[Collection entries]
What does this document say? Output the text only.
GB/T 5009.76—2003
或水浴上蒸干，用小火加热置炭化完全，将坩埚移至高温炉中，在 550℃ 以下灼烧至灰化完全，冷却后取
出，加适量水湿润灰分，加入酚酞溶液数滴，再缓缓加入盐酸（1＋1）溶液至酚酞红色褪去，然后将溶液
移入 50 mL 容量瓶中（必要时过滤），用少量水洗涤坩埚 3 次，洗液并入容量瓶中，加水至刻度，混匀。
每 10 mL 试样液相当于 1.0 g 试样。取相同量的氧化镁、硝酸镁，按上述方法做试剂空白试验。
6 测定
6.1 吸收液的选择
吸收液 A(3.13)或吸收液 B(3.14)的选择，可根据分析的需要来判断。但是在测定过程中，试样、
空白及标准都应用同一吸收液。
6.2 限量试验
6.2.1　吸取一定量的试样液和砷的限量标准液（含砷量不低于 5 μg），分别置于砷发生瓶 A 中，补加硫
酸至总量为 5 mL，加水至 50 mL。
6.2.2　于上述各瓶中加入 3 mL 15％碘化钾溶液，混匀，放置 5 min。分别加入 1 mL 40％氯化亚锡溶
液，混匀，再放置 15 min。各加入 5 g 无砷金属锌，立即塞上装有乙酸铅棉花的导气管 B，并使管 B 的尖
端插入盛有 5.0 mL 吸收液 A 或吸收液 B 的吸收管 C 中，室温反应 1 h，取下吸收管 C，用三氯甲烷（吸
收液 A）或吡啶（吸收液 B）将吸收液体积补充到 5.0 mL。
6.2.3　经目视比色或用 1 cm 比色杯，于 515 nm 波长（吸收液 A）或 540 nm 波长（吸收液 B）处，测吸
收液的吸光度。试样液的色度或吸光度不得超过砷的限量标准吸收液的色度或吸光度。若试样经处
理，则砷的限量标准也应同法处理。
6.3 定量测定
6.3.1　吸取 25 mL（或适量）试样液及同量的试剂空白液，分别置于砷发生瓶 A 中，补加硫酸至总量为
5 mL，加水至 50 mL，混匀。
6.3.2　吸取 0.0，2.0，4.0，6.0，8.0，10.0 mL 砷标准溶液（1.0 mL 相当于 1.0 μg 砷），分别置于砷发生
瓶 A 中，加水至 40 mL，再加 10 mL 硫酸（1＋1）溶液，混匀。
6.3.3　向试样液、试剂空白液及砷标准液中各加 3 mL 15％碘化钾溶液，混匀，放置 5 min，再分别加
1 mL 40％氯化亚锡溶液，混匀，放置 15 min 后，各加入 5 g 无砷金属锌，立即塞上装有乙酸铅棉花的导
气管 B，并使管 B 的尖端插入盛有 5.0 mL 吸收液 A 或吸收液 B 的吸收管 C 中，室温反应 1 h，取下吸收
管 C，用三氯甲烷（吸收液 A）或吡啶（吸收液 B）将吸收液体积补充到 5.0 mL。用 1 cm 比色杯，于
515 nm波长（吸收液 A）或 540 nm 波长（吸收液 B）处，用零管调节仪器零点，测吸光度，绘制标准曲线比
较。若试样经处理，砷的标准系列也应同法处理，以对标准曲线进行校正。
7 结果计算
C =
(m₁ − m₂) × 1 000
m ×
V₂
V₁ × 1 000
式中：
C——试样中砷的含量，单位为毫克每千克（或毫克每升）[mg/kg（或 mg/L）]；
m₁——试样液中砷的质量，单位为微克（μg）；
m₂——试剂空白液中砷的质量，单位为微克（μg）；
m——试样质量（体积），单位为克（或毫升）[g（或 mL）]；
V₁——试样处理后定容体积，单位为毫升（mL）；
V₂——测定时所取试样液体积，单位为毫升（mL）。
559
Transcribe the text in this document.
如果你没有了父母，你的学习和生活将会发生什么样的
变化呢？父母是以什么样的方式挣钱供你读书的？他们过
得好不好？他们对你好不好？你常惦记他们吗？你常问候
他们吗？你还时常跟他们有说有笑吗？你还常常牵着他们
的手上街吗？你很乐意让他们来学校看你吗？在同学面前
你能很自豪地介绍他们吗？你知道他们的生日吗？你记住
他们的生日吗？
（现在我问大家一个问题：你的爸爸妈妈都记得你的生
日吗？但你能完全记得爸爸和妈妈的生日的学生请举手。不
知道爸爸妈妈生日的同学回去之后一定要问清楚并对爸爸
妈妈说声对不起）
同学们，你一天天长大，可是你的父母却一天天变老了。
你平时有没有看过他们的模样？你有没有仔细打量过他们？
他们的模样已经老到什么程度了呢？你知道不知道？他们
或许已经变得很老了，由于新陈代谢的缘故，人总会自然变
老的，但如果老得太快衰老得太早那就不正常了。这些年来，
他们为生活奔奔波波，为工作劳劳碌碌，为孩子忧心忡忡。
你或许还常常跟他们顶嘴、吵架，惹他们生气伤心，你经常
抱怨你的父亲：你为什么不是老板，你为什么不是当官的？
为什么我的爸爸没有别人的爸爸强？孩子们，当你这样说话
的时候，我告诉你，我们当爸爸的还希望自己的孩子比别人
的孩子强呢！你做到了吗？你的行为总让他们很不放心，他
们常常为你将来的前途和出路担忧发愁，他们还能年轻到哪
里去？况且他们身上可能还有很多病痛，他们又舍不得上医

## Brief
Repeat every record, keeping each word and mark exactly as it is.

## Solution to the exercise
What does this document say? Output the text only.
GB/T 5009.76—2003
或水浴上蒸干，用小火加热置炭化完全，将坩埚移至高温炉中，在 550℃ 以下灼烧至灰化完全，冷却后取
出，加适量水湿润灰分，加入酚酞溶液数滴，再缓缓加入盐酸（1＋1）溶液至酚酞红色褪去，然后将溶液
移入 50 mL 容量瓶中（必要时过滤），用少量水洗涤坩埚 3 次，洗液并入容量瓶中，加水至刻度，混匀。
每 10 mL 试样液相当于 1.0 g 试样。取相同量的氧化镁、硝酸镁，按上述方法做试剂空白试验。
6 测定
6.1 吸收液的选择
吸收液 A(3.13)或吸收液 B(3.14)的选择，可根据分析的需要来判断。但是在测定过程中，试样、
空白及标准都应用同一吸收液。
6.2 限量试验
6.2.1　吸取一定量的试样液和砷的限量标准液（含砷量不低于 5 μg），分别置于砷发生瓶 A 中，补加硫
酸至总量为 5 mL，加水至 50 mL。
6.2.2　于上述各瓶中加入 3 mL 15％碘化钾溶液，混匀，放置 5 min。分别加入 1 mL 40％氯化亚锡溶
液，混匀，再放置 15 min。各加入 5 g 无砷金属锌，立即塞上装有乙酸铅棉花的导气管 B，并使管 B 的尖
端插入盛有 5.0 mL 吸收液 A 或吸收液 B 的吸收管 C 中，室温反应 1 h，取下吸收管 C，用三氯甲烷（吸
收液 A）或吡啶（吸收液 B）将吸收液体积补充到 5.0 mL。
6.2.3　经目视比色或用 1 cm 比色杯，于 515 nm 波长（吸收液 A）或 540 nm 波长（吸收液 B）处，测吸
收液的吸光度。试样液的色度或吸光度不得超过砷的限量标准吸收液的色度或吸光度。若试样经处
理，则砷的限量标准也应同法处理。
6.3 定量测定
6.3.1　吸取 25 mL（或适量）试样液及同量的试剂空白液，分别置于砷发生瓶 A 中，补加硫酸至总量为
5 mL，加水至 50 mL，混匀。
6.3.2　吸取 0.0，2.0，4.0，6.0，8.0，10.0 mL 砷标准溶液（1.0 mL 相当于 1.0 μg 砷），分别置于砷发生
瓶 A 中，加水至 40 mL，再加 10 mL 硫酸（1＋1）溶液，混匀。
6.3.3　向试样液、试剂空白液及砷标准液中各加 3 mL 15％碘化钾溶液，混匀，放置 5 min，再分别加
1 mL 40％氯化亚锡溶液，混匀，放置 15 min 后，各加入 5 g 无砷金属锌，立即塞上装有乙酸铅棉花的导
气管 B，并使管 B 的尖端插入盛有 5.0 mL 吸收液 A 或吸收液 B 的吸收管 C 中，室温反应 1 h，取下吸收
管 C，用三氯甲烷（吸收液 A）或吡啶（吸收液 B）将吸收液体积补充到 5.0 mL。用 1 cm 比色杯，于
515 nm波长（吸收液 A）或 540 nm 波长（吸收液 B）处，用零管调节仪器零点，测吸光度，绘制标准曲线比
较。若试样经处理，砷的标准系列也应同法处理，以对标准曲线进行校正。
7 结果计算
C =
(m₁ − m₂) × 1 000
m ×
V₂
V₁ × 1 000
式中：
C——试样中砷的含量，单位为毫克每千克（或毫克每升）[mg/kg（或 mg/L）]；
m₁——试样液中砷的质量，单位为微克（μg）；
m₂——试剂空白液中砷的质量，单位为微克（μg）；
m——试样质量（体积），单位为克（或毫升）[g（或 mL）]；
V₁——试样处理后定容体积，单位为毫升（mL）；
V₂——测定时所取试样液体积，单位为毫升（mL）。
559
Transcribe the text in this document.
如果你没有了父母，你的学习和生活将会发生什么样的
变化呢？父母是以什么样的方式挣钱供你读书的？他们过
得好不好？他们对你好不好？你常惦记他们吗？你常问候
他们吗？你还时常跟他们有说有笑吗？你还常常牵着他们
的手上街吗？你很乐意让他们来学校看你吗？在同学面前
你能很自豪地介绍他们吗？你知道他们的生日吗？你记住
他们的生日吗？
（现在我问大家一个问题：你的爸爸妈妈都记得你的生
日吗？但你能完全记得爸爸和妈妈的生日的学生请举手。不
知道爸爸妈妈生日的同学回去之后一定要问清楚并对爸爸
妈妈说声对不起）
同学们，你一天天长大，可是你的父母却一天天变老了。
你平时有没有看过他们的模样？你有没有仔细打量过他们？
他们的模样已经老到什么程度了呢？你知道不知道？他们
或许已经变得很老了，由于新陈代谢的缘故，人总会自然变
老的，但如果老得太快衰老得太早那就不正常了。这些年来，
他们为生活奔奔波波，为工作劳劳碌碌，为孩子忧心忡忡。
你或许还常常跟他们顶嘴、吵架，惹他们生气伤心，你经常
抱怨你的父亲：你为什么不是老板，你为什么不是当官的？
为什么我的爸爸没有别人的爸爸强？孩子们，当你这样说话
的时候，我告诉你，我们当爸爸的还希望自己的孩子比别人
的孩子强呢！你做到了吗？你的行为总让他们很不放心，他
们常常为你将来的前途和出路担忧发愁，他们还能年轻到哪
里去？况且他们身上可能还有很多病痛，他们又舍不得上医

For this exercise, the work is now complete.